§ **Aim of the exercise**:
Each entry in the listing below should be restated word for word.

§ **Input records**:
---*---

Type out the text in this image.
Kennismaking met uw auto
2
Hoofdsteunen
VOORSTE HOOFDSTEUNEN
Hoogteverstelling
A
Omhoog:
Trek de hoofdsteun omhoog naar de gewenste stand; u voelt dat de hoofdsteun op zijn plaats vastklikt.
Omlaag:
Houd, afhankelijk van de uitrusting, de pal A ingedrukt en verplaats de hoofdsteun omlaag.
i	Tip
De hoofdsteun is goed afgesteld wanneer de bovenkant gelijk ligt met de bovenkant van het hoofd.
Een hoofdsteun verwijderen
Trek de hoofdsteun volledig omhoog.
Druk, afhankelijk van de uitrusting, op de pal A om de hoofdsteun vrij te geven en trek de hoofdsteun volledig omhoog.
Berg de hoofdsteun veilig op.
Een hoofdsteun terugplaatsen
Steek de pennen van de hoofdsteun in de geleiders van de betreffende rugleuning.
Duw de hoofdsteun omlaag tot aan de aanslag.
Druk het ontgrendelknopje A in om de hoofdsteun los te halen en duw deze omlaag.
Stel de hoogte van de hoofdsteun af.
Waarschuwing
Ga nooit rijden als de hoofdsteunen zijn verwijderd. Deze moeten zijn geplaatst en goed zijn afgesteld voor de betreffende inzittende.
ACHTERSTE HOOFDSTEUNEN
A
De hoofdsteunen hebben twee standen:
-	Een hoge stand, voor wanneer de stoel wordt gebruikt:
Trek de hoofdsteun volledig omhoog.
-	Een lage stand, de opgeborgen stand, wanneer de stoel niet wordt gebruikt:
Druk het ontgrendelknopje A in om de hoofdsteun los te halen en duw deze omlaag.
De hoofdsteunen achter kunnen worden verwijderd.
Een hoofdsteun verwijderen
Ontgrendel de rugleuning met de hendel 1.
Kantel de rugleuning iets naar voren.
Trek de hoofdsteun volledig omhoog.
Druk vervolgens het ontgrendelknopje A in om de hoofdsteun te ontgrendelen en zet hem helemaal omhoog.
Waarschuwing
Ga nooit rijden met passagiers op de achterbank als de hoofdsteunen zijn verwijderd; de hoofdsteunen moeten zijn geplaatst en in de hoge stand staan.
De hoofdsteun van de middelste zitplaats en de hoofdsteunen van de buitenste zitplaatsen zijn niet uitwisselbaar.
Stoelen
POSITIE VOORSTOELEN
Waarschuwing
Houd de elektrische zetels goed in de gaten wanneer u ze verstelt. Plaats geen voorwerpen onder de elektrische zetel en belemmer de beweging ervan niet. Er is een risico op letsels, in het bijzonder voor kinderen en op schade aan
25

---*---

§ **Answer to this exercise**:
Type out the text in this image.
Kennismaking met uw auto
2
Hoofdsteunen
VOORSTE HOOFDSTEUNEN
Hoogteverstelling
A
Omhoog:
Trek de hoofdsteun omhoog naar de gewenste stand; u voelt dat de hoofdsteun op zijn plaats vastklikt.
Omlaag:
Houd, afhankelijk van de uitrusting, de pal A ingedrukt en verplaats de hoofdsteun omlaag.
i	Tip
De hoofdsteun is goed afgesteld wanneer de bovenkant gelijk ligt met de bovenkant van het hoofd.
Een hoofdsteun verwijderen
Trek de hoofdsteun volledig omhoog.
Druk, afhankelijk van de uitrusting, op de pal A om de hoofdsteun vrij te geven en trek de hoofdsteun volledig omhoog.
Berg de hoofdsteun veilig op.
Een hoofdsteun terugplaatsen
Steek de pennen van de hoofdsteun in de geleiders van de betreffende rugleuning.
Duw de hoofdsteun omlaag tot aan de aanslag.
Druk het ontgrendelknopje A in om de hoofdsteun los te halen en duw deze omlaag.
Stel de hoogte van de hoofdsteun af.
Waarschuwing
Ga nooit rijden als de hoofdsteunen zijn verwijderd. Deze moeten zijn geplaatst en goed zijn afgesteld voor de betreffende inzittende.
ACHTERSTE HOOFDSTEUNEN
A
De hoofdsteunen hebben twee standen:
-	Een hoge stand, voor wanneer de stoel wordt gebruikt:
Trek de hoofdsteun volledig omhoog.
-	Een lage stand, de opgeborgen stand, wanneer de stoel niet wordt gebruikt:
Druk het ontgrendelknopje A in om de hoofdsteun los te halen en duw deze omlaag.
De hoofdsteunen achter kunnen worden verwijderd.
Een hoofdsteun verwijderen
Ontgrendel de rugleuning met de hendel 1.
Kantel de rugleuning iets naar voren.
Trek de hoofdsteun volledig omhoog.
Druk vervolgens het ontgrendelknopje A in om de hoofdsteun te ontgrendelen en zet hem helemaal omhoog.
Waarschuwing
Ga nooit rijden met passagiers op de achterbank als de hoofdsteunen zijn verwijderd; de hoofdsteunen moeten zijn geplaatst en in de hoge stand staan.
De hoofdsteun van de middelste zitplaats en de hoofdsteunen van de buitenste zitplaatsen zijn niet uitwisselbaar.
Stoelen
POSITIE VOORSTOELEN
Waarschuwing
Houd de elektrische zetels goed in de gaten wanneer u ze verstelt. Plaats geen voorwerpen onder de elektrische zetel en belemmer de beweging ervan niet. Er is een risico op letsels, in het bijzonder voor kinderen en op schade aan
25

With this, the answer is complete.